# [Exercise material]

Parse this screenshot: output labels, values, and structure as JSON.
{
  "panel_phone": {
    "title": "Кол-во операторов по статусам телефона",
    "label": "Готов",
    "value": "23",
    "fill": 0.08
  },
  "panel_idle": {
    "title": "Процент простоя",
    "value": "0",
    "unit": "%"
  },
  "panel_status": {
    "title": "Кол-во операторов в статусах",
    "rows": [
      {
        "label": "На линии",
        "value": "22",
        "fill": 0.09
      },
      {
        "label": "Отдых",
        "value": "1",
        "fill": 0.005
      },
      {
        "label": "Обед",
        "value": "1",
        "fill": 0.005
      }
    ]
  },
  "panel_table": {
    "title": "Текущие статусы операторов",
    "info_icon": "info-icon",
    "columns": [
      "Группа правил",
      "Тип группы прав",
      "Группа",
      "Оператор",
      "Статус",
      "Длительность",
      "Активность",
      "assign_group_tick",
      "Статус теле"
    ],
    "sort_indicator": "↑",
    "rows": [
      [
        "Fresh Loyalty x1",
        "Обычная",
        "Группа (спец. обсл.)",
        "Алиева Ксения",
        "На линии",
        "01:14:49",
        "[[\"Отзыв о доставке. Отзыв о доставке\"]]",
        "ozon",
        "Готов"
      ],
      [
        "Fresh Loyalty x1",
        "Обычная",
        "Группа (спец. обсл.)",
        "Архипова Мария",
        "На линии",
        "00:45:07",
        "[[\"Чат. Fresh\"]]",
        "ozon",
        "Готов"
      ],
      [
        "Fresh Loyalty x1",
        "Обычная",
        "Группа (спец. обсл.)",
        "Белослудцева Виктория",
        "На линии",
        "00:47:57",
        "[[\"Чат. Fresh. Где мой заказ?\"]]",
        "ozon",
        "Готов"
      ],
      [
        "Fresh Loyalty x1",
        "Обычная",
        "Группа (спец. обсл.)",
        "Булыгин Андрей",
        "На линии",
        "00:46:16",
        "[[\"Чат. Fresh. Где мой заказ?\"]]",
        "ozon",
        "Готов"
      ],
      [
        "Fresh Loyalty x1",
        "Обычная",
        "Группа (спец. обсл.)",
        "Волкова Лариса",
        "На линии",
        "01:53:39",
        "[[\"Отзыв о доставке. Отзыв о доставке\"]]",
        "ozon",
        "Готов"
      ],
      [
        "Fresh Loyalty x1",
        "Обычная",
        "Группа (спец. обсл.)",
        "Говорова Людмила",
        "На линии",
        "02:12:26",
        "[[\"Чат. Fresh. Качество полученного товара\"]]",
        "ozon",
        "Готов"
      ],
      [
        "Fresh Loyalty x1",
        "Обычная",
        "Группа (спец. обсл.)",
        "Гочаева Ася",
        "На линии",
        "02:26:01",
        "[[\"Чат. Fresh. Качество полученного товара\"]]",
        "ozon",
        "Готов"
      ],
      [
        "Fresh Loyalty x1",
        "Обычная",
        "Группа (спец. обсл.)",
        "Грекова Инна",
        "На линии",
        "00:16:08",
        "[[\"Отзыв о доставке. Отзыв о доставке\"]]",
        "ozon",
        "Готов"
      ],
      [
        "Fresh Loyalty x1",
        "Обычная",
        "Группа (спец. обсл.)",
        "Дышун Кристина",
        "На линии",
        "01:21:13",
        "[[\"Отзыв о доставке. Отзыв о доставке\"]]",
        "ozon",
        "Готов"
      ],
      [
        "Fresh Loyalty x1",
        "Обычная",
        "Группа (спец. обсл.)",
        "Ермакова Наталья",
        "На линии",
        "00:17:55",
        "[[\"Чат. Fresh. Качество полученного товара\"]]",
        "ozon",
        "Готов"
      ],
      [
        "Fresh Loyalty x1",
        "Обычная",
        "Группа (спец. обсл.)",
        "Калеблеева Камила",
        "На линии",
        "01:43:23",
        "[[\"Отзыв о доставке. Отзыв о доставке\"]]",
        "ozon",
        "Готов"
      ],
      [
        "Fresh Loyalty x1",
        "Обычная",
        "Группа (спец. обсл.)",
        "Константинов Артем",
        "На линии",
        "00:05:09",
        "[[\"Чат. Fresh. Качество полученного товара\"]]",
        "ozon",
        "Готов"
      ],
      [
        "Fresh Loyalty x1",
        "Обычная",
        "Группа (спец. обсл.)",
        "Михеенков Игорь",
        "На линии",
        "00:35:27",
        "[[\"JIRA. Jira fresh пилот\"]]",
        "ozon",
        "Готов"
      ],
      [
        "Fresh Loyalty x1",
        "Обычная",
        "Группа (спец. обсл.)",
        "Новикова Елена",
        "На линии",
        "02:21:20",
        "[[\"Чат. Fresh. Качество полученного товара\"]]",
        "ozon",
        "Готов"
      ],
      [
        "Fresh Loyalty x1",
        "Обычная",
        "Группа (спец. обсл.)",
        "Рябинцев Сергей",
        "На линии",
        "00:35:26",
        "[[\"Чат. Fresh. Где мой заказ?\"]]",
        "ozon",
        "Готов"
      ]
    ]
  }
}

# [Exercise]
The entries above must be returned exactly.

# [Reply to the task]
Parse this screenshot: output labels, values, and structure as JSON.
{
  "panel_phone": {
    "title": "Кол-во операторов по статусам телефона",
    "label": "Готов",
    "value": "23",
    "fill": 0.08
  },
  "panel_idle": {
    "title": "Процент простоя",
    "value": "0",
    "unit": "%"
  },
  "panel_status": {
    "title": "Кол-во операторов в статусах",
    "rows": [
      {
        "label": "На линии",
        "value": "22",
        "fill": 0.09
      },
      {
        "label": "Отдых",
        "value": "1",
        "fill": 0.005
      },
      {
        "label": "Обед",
        "value": "1",
        "fill": 0.005
      }
    ]
  },
  "panel_table": {
    "title": "Текущие статусы операторов",
    "info_icon": "info-icon",
    "columns": [
      "Группа правил",
      "Тип группы прав",
      "Группа",
      "Оператор",
      "Статус",
      "Длительность",
      "Активность",
      "assign_group_tick",
      "Статус теле"
    ],
    "sort_indicator": "↑",
    "rows": [
      [
        "Fresh Loyalty x1",
        "Обычная",
        "Группа (спец. обсл.)",
        "Алиева Ксения",
        "На линии",
        "01:14:49",
        "[[\"Отзыв о доставке. Отзыв о доставке\"]]",
        "ozon",
        "Готов"
      ],
      [
        "Fresh Loyalty x1",
        "Обычная",
        "Группа (спец. обсл.)",
        "Архипова Мария",
        "На линии",
        "00:45:07",
        "[[\"Чат. Fresh\"]]",
        "ozon",
        "Готов"
      ],
      [
        "Fresh Loyalty x1",
        "Обычная",
        "Группа (спец. обсл.)",
        "Белослудцева Виктория",
        "На линии",
        "00:47:57",
        "[[\"Чат. Fresh. Где мой заказ?\"]]",
        "ozon",
        "Готов"
      ],
      [
        "Fresh Loyalty x1",
        "Обычная",
        "Группа (спец. обсл.)",
        "Булыгин Андрей",
        "На линии",
        "00:46:16",
        "[[\"Чат. Fresh. Где мой заказ?\"]]",
        "ozon",
        "Готов"
      ],
      [
        "Fresh Loyalty x1",
        "Обычная",
        "Группа (спец. обсл.)",
        "Волкова Лариса",
        "На линии",
        "01:53:39",
        "[[\"Отзыв о доставке. Отзыв о доставке\"]]",
        "ozon",
        "Готов"
      ],
      [
        "Fresh Loyalty x1",
        "Обычная",
        "Группа (спец. обсл.)",
        "Говорова Людмила",
        "На линии",
        "02:12:26",
        "[[\"Чат. Fresh. Качество полученного товара\"]]",
        "ozon",
        "Готов"
      ],
      [
        "Fresh Loyalty x1",
        "Обычная",
        "Группа (спец. обсл.)",
        "Гочаева Ася",
        "На линии",
        "02:26:01",
        "[[\"Чат. Fresh. Качество полученного товара\"]]",
        "ozon",
        "Готов"
      ],
      [
        "Fresh Loyalty x1",
        "Обычная",
        "Группа (спец. обсл.)",
        "Грекова Инна",
        "На линии",
        "00:16:08",
        "[[\"Отзыв о доставке. Отзыв о доставке\"]]",
        "ozon",
        "Готов"
      ],
      [
        "Fresh Loyalty x1",
        "Обычная",
        "Группа (спец. обсл.)",
        "Дышун Кристина",
        "На линии",
        "01:21:13",
        "[[\"Отзыв о доставке. Отзыв о доставке\"]]",
        "ozon",
        "Готов"
      ],
      [
        "Fresh Loyalty x1",
        "Обычная",
        "Группа (спец. обсл.)",
        "Ермакова Наталья",
        "На линии",
        "00:17:55",
        "[[\"Чат. Fresh. Качество полученного товара\"]]",
        "ozon",
        "Готов"
      ],
      [
        "Fresh Loyalty x1",
        "Обычная",
        "Группа (спец. обсл.)",
        "Калеблеева Камила",
        "На линии",
        "01:43:23",
        "[[\"Отзыв о доставке. Отзыв о доставке\"]]",
        "ozon",
        "Готов"
      ],
      [
        "Fresh Loyalty x1",
        "Обычная",
        "Группа (спец. обсл.)",
        "Константинов Артем",
        "На линии",
        "00:05:09",
        "[[\"Чат. Fresh. Качество полученного товара\"]]",
        "ozon",
        "Готов"
      ],
      [
        "Fresh Loyalty x1",
        "Обычная",
        "Группа (спец. обсл.)",
        "Михеенков Игорь",
        "На линии",
        "00:35:27",
        "[[\"JIRA. Jira fresh пилот\"]]",
        "ozon",
        "Готов"
      ],
      [
        "Fresh Loyalty x1",
        "Обычная",
        "Группа (спец. обсл.)",
        "Новикова Елена",
        "На линии",
        "02:21:20",
        "[[\"Чат. Fresh. Качество полученного товара\"]]",
        "ozon",
        "Готов"
      ],
      [
        "Fresh Loyalty x1",
        "Обычная",
        "Группа (спец. обсл.)",
        "Рябинцев Сергей",
        "На линии",
        "00:35:26",
        "[[\"Чат. Fresh. Где мой заказ?\"]]",
        "ozon",
        "Готов"
      ]
    ]
  }
}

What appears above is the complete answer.